**Exercise details**
Everything in the listing except the pictures should be written out exactly.

**Available data**
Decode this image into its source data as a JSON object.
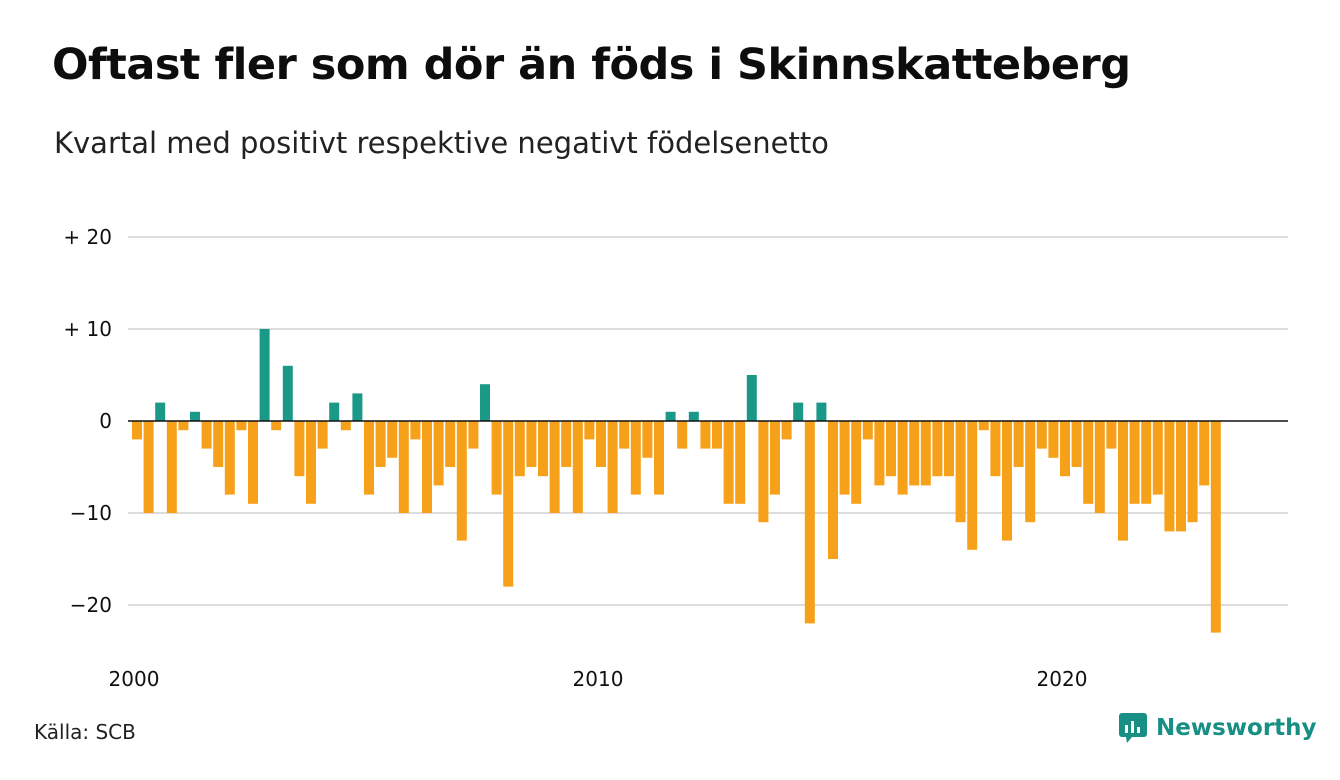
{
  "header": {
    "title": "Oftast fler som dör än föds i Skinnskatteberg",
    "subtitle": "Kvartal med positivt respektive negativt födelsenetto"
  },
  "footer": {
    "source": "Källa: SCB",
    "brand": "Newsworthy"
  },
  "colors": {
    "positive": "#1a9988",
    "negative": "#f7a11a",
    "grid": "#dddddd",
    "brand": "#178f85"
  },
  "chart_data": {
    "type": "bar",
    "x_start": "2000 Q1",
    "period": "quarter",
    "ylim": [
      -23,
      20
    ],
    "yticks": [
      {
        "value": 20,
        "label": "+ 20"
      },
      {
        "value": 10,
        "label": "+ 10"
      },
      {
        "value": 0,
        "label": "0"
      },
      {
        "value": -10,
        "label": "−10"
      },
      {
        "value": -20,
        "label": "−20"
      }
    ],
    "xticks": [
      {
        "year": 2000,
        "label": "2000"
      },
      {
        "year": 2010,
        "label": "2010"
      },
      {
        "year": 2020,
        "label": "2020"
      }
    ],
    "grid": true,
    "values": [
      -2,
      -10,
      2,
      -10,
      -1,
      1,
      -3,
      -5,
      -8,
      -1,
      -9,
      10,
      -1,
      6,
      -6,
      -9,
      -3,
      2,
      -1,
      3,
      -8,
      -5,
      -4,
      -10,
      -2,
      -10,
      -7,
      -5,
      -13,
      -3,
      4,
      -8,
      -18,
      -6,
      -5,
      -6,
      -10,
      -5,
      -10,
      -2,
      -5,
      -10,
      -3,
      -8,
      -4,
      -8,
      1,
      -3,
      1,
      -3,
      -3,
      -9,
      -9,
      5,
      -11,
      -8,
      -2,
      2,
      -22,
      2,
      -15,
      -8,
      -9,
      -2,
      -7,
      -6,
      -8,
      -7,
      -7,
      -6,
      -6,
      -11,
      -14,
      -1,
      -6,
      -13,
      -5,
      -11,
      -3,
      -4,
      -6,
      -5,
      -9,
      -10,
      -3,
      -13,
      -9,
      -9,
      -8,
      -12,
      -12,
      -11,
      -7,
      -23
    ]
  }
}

**Finished exercise**
Decode this image into its source data as a JSON object.
{
  "header": {
    "title": "Oftast fler som dör än föds i Skinnskatteberg",
    "subtitle": "Kvartal med positivt respektive negativt födelsenetto"
  },
  "footer": {
    "source": "Källa: SCB",
    "brand": "Newsworthy"
  },
  "colors": {
    "positive": "#1a9988",
    "negative": "#f7a11a",
    "grid": "#dddddd",
    "brand": "#178f85"
  },
  "chart_data": {
    "type": "bar",
    "x_start": "2000 Q1",
    "period": "quarter",
    "ylim": [
      -23,
      20
    ],
    "yticks": [
      {
        "value": 20,
        "label": "+ 20"
      },
      {
        "value": 10,
        "label": "+ 10"
      },
      {
        "value": 0,
        "label": "0"
      },
      {
        "value": -10,
        "label": "−10"
      },
      {
        "value": -20,
        "label": "−20"
      }
    ],
    "xticks": [
      {
        "year": 2000,
        "label": "2000"
      },
      {
        "year": 2010,
        "label": "2010"
      },
      {
        "year": 2020,
        "label": "2020"
      }
    ],
    "grid": true,
    "values": [
      -2,
      -10,
      2,
      -10,
      -1,
      1,
      -3,
      -5,
      -8,
      -1,
      -9,
      10,
      -1,
      6,
      -6,
      -9,
      -3,
      2,
      -1,
      3,
      -8,
      -5,
      -4,
      -10,
      -2,
      -10,
      -7,
      -5,
      -13,
      -3,
      4,
      -8,
      -18,
      -6,
      -5,
      -6,
      -10,
      -5,
      -10,
      -2,
      -5,
      -10,
      -3,
      -8,
      -4,
      -8,
      1,
      -3,
      1,
      -3,
      -3,
      -9,
      -9,
      5,
      -11,
      -8,
      -2,
      2,
      -22,
      2,
      -15,
      -8,
      -9,
      -2,
      -7,
      -6,
      -8,
      -7,
      -7,
      -6,
      -6,
      -11,
      -14,
      -1,
      -6,
      -13,
      -5,
      -11,
      -3,
      -4,
      -6,
      -5,
      -9,
      -10,
      -3,
      -13,
      -9,
      -9,
      -8,
      -12,
      -12,
      -11,
      -7,
      -23
    ]
  }
}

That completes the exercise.